**Data for this exercise:**
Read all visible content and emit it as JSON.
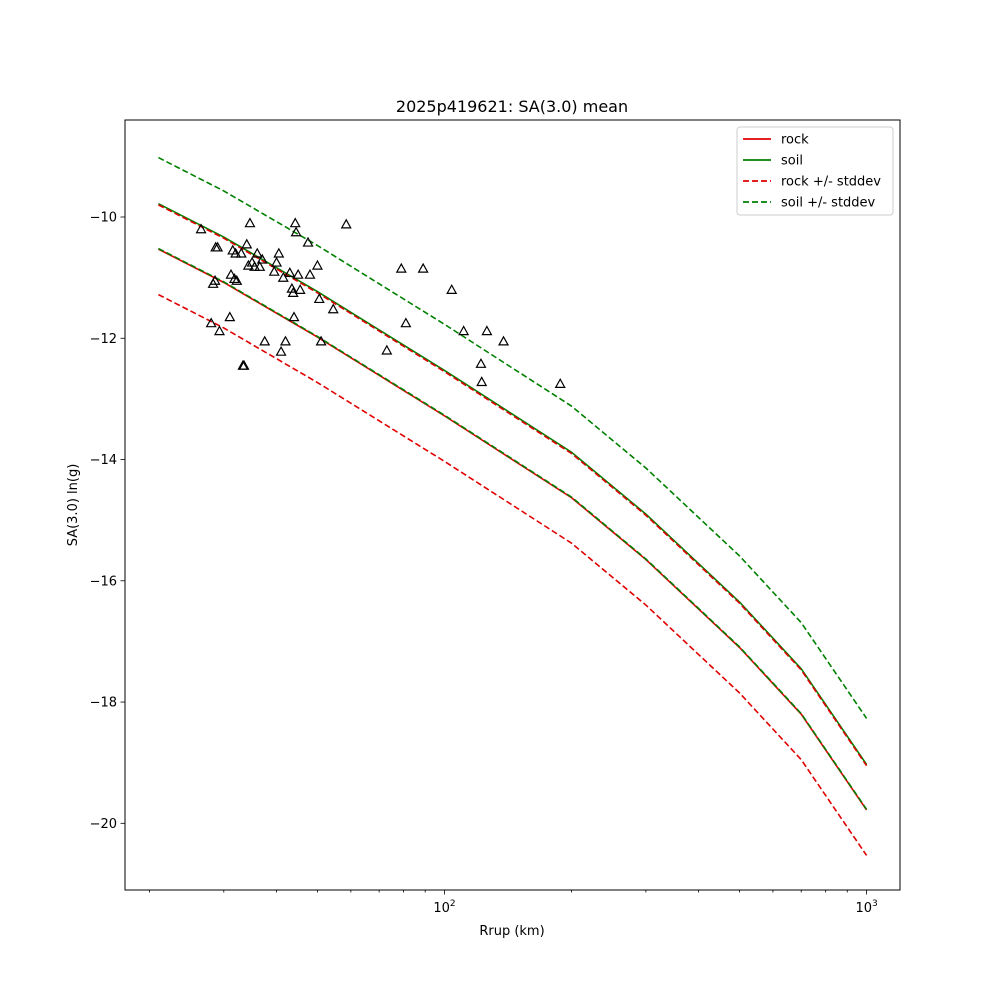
{
  "chart_data": {
    "type": "line",
    "title": "2025p419621: SA(3.0) mean",
    "xlabel": "Rrup (km)",
    "ylabel": "SA(3.0) ln(g)",
    "xscale": "log",
    "xlim": [
      17.5,
      1200
    ],
    "ylim": [
      -21.1,
      -8.4
    ],
    "xticks": [
      {
        "base": "10",
        "exp": "2",
        "value": 100
      },
      {
        "base": "10",
        "exp": "3",
        "value": 1000
      }
    ],
    "yticks": [
      {
        "label": "−10",
        "value": -10
      },
      {
        "label": "−12",
        "value": -12
      },
      {
        "label": "−14",
        "value": -14
      },
      {
        "label": "−16",
        "value": -16
      },
      {
        "label": "−18",
        "value": -18
      },
      {
        "label": "−20",
        "value": -20
      }
    ],
    "legend_placement": "top-right",
    "colors": {
      "rock": "#e00000",
      "soil": "#008000",
      "observed": "#000000"
    },
    "series": [
      {
        "name": "rock",
        "style": "solid",
        "color": "#e00000",
        "x": [
          21,
          30,
          50,
          100,
          200,
          300,
          500,
          700,
          1000
        ],
        "y": [
          -10.53,
          -11.08,
          -11.98,
          -13.28,
          -14.63,
          -15.65,
          -17.1,
          -18.2,
          -19.78
        ]
      },
      {
        "name": "soil",
        "style": "solid",
        "color": "#008000",
        "x": [
          21,
          30,
          50,
          100,
          200,
          300,
          500,
          700,
          1000
        ],
        "y": [
          -9.78,
          -10.33,
          -11.23,
          -12.53,
          -13.88,
          -14.9,
          -16.35,
          -17.45,
          -19.03
        ]
      },
      {
        "name": "rock +/- stddev",
        "style": "dashed",
        "color": "#e00000",
        "x": [
          21,
          30,
          50,
          100,
          200,
          300,
          500,
          700,
          1000
        ],
        "y": [
          -9.8,
          -10.35,
          -11.25,
          -12.55,
          -13.9,
          -14.92,
          -16.37,
          -17.47,
          -19.05
        ]
      },
      {
        "name": "",
        "style": "dashed",
        "color": "#e00000",
        "x": [
          21,
          30,
          50,
          100,
          200,
          300,
          500,
          700,
          1000
        ],
        "y": [
          -11.28,
          -11.83,
          -12.73,
          -14.03,
          -15.38,
          -16.4,
          -17.85,
          -18.95,
          -20.53
        ]
      },
      {
        "name": "soil +/- stddev",
        "style": "dashed",
        "color": "#008000",
        "x": [
          21,
          30,
          50,
          100,
          200,
          300,
          500,
          700,
          1000
        ],
        "y": [
          -9.02,
          -9.57,
          -10.47,
          -11.77,
          -13.12,
          -14.14,
          -15.59,
          -16.69,
          -18.27
        ]
      },
      {
        "name": "",
        "style": "dashed",
        "color": "#008000",
        "x": [
          21,
          30,
          50,
          100,
          200,
          300,
          500,
          700,
          1000
        ],
        "y": [
          -10.52,
          -11.07,
          -11.97,
          -13.27,
          -14.62,
          -15.64,
          -17.09,
          -18.19,
          -19.77
        ]
      }
    ],
    "observations": {
      "marker": "open-triangle",
      "points": [
        [
          26.5,
          -10.2
        ],
        [
          28,
          -11.75
        ],
        [
          28.3,
          -11.1
        ],
        [
          28.6,
          -11.05
        ],
        [
          28.7,
          -10.5
        ],
        [
          29,
          -10.5
        ],
        [
          29.3,
          -11.88
        ],
        [
          31,
          -11.65
        ],
        [
          31.2,
          -10.95
        ],
        [
          31.5,
          -10.55
        ],
        [
          31.8,
          -11.02
        ],
        [
          32,
          -10.6
        ],
        [
          32.2,
          -11.05
        ],
        [
          33,
          -10.6
        ],
        [
          33.3,
          -12.45
        ],
        [
          33.5,
          -12.45
        ],
        [
          34,
          -10.45
        ],
        [
          34.3,
          -10.8
        ],
        [
          34.6,
          -10.1
        ],
        [
          35,
          -10.75
        ],
        [
          35.5,
          -10.82
        ],
        [
          36,
          -10.6
        ],
        [
          36.5,
          -10.82
        ],
        [
          37,
          -10.7
        ],
        [
          37.5,
          -12.05
        ],
        [
          39.5,
          -10.9
        ],
        [
          40,
          -10.75
        ],
        [
          40.5,
          -10.6
        ],
        [
          41,
          -12.22
        ],
        [
          41.5,
          -11.0
        ],
        [
          42,
          -12.05
        ],
        [
          43,
          -10.92
        ],
        [
          43.5,
          -11.18
        ],
        [
          43.8,
          -11.25
        ],
        [
          44,
          -11.65
        ],
        [
          44.3,
          -10.1
        ],
        [
          44.5,
          -10.25
        ],
        [
          45,
          -10.95
        ],
        [
          45.5,
          -11.2
        ],
        [
          47.5,
          -10.42
        ],
        [
          48,
          -10.95
        ],
        [
          50,
          -10.8
        ],
        [
          50.5,
          -11.35
        ],
        [
          51,
          -12.05
        ],
        [
          54.5,
          -11.52
        ],
        [
          58.5,
          -10.12
        ],
        [
          73,
          -12.2
        ],
        [
          79,
          -10.85
        ],
        [
          81,
          -11.75
        ],
        [
          89,
          -10.85
        ],
        [
          104,
          -11.2
        ],
        [
          111,
          -11.88
        ],
        [
          122,
          -12.42
        ],
        [
          122.5,
          -12.72
        ],
        [
          126,
          -11.88
        ],
        [
          138,
          -12.05
        ],
        [
          188,
          -12.75
        ]
      ]
    }
  }
}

**The problem:** Give all the entries again exactly, dropping each picture.

**The result:**
Read all visible content and emit it as JSON.
{
  "chart_data": {
    "type": "line",
    "title": "2025p419621: SA(3.0) mean",
    "xlabel": "Rrup (km)",
    "ylabel": "SA(3.0) ln(g)",
    "xscale": "log",
    "xlim": [
      17.5,
      1200
    ],
    "ylim": [
      -21.1,
      -8.4
    ],
    "xticks": [
      {
        "base": "10",
        "exp": "2",
        "value": 100
      },
      {
        "base": "10",
        "exp": "3",
        "value": 1000
      }
    ],
    "yticks": [
      {
        "label": "−10",
        "value": -10
      },
      {
        "label": "−12",
        "value": -12
      },
      {
        "label": "−14",
        "value": -14
      },
      {
        "label": "−16",
        "value": -16
      },
      {
        "label": "−18",
        "value": -18
      },
      {
        "label": "−20",
        "value": -20
      }
    ],
    "legend_placement": "top-right",
    "colors": {
      "rock": "#e00000",
      "soil": "#008000",
      "observed": "#000000"
    },
    "series": [
      {
        "name": "rock",
        "style": "solid",
        "color": "#e00000",
        "x": [
          21,
          30,
          50,
          100,
          200,
          300,
          500,
          700,
          1000
        ],
        "y": [
          -10.53,
          -11.08,
          -11.98,
          -13.28,
          -14.63,
          -15.65,
          -17.1,
          -18.2,
          -19.78
        ]
      },
      {
        "name": "soil",
        "style": "solid",
        "color": "#008000",
        "x": [
          21,
          30,
          50,
          100,
          200,
          300,
          500,
          700,
          1000
        ],
        "y": [
          -9.78,
          -10.33,
          -11.23,
          -12.53,
          -13.88,
          -14.9,
          -16.35,
          -17.45,
          -19.03
        ]
      },
      {
        "name": "rock +/- stddev",
        "style": "dashed",
        "color": "#e00000",
        "x": [
          21,
          30,
          50,
          100,
          200,
          300,
          500,
          700,
          1000
        ],
        "y": [
          -9.8,
          -10.35,
          -11.25,
          -12.55,
          -13.9,
          -14.92,
          -16.37,
          -17.47,
          -19.05
        ]
      },
      {
        "name": "",
        "style": "dashed",
        "color": "#e00000",
        "x": [
          21,
          30,
          50,
          100,
          200,
          300,
          500,
          700,
          1000
        ],
        "y": [
          -11.28,
          -11.83,
          -12.73,
          -14.03,
          -15.38,
          -16.4,
          -17.85,
          -18.95,
          -20.53
        ]
      },
      {
        "name": "soil +/- stddev",
        "style": "dashed",
        "color": "#008000",
        "x": [
          21,
          30,
          50,
          100,
          200,
          300,
          500,
          700,
          1000
        ],
        "y": [
          -9.02,
          -9.57,
          -10.47,
          -11.77,
          -13.12,
          -14.14,
          -15.59,
          -16.69,
          -18.27
        ]
      },
      {
        "name": "",
        "style": "dashed",
        "color": "#008000",
        "x": [
          21,
          30,
          50,
          100,
          200,
          300,
          500,
          700,
          1000
        ],
        "y": [
          -10.52,
          -11.07,
          -11.97,
          -13.27,
          -14.62,
          -15.64,
          -17.09,
          -18.19,
          -19.77
        ]
      }
    ],
    "observations": {
      "marker": "open-triangle",
      "points": [
        [
          26.5,
          -10.2
        ],
        [
          28,
          -11.75
        ],
        [
          28.3,
          -11.1
        ],
        [
          28.6,
          -11.05
        ],
        [
          28.7,
          -10.5
        ],
        [
          29,
          -10.5
        ],
        [
          29.3,
          -11.88
        ],
        [
          31,
          -11.65
        ],
        [
          31.2,
          -10.95
        ],
        [
          31.5,
          -10.55
        ],
        [
          31.8,
          -11.02
        ],
        [
          32,
          -10.6
        ],
        [
          32.2,
          -11.05
        ],
        [
          33,
          -10.6
        ],
        [
          33.3,
          -12.45
        ],
        [
          33.5,
          -12.45
        ],
        [
          34,
          -10.45
        ],
        [
          34.3,
          -10.8
        ],
        [
          34.6,
          -10.1
        ],
        [
          35,
          -10.75
        ],
        [
          35.5,
          -10.82
        ],
        [
          36,
          -10.6
        ],
        [
          36.5,
          -10.82
        ],
        [
          37,
          -10.7
        ],
        [
          37.5,
          -12.05
        ],
        [
          39.5,
          -10.9
        ],
        [
          40,
          -10.75
        ],
        [
          40.5,
          -10.6
        ],
        [
          41,
          -12.22
        ],
        [
          41.5,
          -11.0
        ],
        [
          42,
          -12.05
        ],
        [
          43,
          -10.92
        ],
        [
          43.5,
          -11.18
        ],
        [
          43.8,
          -11.25
        ],
        [
          44,
          -11.65
        ],
        [
          44.3,
          -10.1
        ],
        [
          44.5,
          -10.25
        ],
        [
          45,
          -10.95
        ],
        [
          45.5,
          -11.2
        ],
        [
          47.5,
          -10.42
        ],
        [
          48,
          -10.95
        ],
        [
          50,
          -10.8
        ],
        [
          50.5,
          -11.35
        ],
        [
          51,
          -12.05
        ],
        [
          54.5,
          -11.52
        ],
        [
          58.5,
          -10.12
        ],
        [
          73,
          -12.2
        ],
        [
          79,
          -10.85
        ],
        [
          81,
          -11.75
        ],
        [
          89,
          -10.85
        ],
        [
          104,
          -11.2
        ],
        [
          111,
          -11.88
        ],
        [
          122,
          -12.42
        ],
        [
          122.5,
          -12.72
        ],
        [
          126,
          -11.88
        ],
        [
          138,
          -12.05
        ],
        [
          188,
          -12.75
        ]
      ]
    }
  }
}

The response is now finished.